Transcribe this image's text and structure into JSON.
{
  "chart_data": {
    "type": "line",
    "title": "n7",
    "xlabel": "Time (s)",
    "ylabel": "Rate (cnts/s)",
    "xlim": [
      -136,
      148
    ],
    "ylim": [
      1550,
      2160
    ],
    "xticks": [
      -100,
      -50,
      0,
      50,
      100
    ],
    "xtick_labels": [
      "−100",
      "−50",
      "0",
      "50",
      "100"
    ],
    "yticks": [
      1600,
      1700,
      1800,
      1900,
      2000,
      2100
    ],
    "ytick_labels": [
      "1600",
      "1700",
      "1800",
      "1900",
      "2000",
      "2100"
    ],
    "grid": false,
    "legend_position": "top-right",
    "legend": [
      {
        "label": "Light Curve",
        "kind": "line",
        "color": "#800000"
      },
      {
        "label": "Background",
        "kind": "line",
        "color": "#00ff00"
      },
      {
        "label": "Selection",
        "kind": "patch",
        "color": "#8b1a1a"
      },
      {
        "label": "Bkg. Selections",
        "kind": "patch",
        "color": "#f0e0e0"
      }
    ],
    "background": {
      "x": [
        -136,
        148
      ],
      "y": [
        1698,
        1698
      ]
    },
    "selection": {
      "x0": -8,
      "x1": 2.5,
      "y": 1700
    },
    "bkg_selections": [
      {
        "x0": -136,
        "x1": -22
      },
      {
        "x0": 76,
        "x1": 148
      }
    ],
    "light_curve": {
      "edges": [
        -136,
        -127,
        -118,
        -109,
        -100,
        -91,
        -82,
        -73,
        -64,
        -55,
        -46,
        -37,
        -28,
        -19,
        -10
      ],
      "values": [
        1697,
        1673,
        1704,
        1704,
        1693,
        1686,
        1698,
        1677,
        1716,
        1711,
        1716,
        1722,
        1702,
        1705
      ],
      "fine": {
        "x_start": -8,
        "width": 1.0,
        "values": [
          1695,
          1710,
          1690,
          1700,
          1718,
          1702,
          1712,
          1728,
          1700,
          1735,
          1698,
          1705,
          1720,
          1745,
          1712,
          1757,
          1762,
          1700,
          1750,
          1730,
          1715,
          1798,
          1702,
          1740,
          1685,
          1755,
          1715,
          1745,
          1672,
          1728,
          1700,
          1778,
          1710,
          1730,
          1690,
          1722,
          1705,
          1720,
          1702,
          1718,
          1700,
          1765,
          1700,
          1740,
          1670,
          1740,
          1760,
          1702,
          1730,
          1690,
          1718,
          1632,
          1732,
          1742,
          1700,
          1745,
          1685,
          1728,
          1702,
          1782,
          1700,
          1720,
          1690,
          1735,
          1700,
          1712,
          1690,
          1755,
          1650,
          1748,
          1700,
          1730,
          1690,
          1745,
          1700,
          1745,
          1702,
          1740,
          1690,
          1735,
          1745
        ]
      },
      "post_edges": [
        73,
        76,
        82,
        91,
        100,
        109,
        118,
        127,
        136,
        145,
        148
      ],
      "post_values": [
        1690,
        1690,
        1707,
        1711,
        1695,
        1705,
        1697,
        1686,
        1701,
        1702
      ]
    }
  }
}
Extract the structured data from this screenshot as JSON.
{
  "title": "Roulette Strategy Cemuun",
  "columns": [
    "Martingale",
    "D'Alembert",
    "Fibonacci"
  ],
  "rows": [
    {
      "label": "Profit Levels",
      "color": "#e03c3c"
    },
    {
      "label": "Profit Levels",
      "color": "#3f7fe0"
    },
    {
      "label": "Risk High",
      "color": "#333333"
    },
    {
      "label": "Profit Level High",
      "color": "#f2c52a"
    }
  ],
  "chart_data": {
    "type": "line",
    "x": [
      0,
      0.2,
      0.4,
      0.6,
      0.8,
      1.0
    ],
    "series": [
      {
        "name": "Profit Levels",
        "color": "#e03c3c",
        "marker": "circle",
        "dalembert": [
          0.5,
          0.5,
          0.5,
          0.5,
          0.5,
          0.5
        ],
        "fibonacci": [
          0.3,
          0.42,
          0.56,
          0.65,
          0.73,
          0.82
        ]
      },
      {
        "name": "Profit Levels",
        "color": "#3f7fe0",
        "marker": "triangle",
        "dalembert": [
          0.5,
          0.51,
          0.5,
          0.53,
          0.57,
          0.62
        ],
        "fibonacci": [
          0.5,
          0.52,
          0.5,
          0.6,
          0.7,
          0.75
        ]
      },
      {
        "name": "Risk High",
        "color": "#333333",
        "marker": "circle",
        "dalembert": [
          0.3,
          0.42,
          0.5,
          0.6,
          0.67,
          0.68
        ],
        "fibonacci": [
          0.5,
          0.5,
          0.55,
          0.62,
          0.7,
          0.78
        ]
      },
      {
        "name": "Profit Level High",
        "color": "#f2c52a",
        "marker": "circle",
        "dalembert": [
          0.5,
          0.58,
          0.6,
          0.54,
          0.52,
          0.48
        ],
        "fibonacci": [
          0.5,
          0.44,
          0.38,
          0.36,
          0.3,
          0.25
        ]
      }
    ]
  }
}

::::::::::

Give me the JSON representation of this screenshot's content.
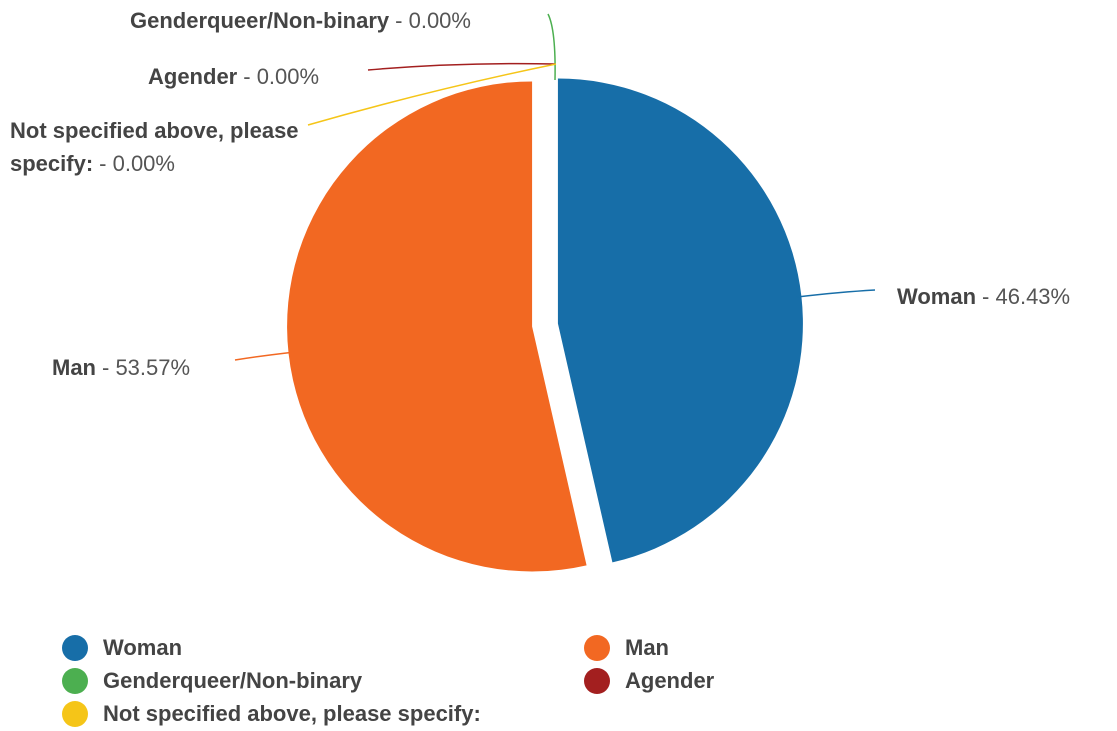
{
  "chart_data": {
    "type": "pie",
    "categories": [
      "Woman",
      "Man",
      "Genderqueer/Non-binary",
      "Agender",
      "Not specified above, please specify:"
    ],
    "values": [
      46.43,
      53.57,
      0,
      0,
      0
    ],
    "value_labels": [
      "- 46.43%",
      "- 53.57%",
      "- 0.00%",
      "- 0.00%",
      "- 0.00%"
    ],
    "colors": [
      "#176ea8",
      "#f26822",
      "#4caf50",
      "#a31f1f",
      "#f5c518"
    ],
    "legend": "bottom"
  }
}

::::::::::

The exercise: Each line above that holds the string "name" should be copied and shown.

Output of the task:
        "name": "Profit Levels",
        "name": "Profit Levels",
        "name": "Risk High",
        "name": "Profit Level High",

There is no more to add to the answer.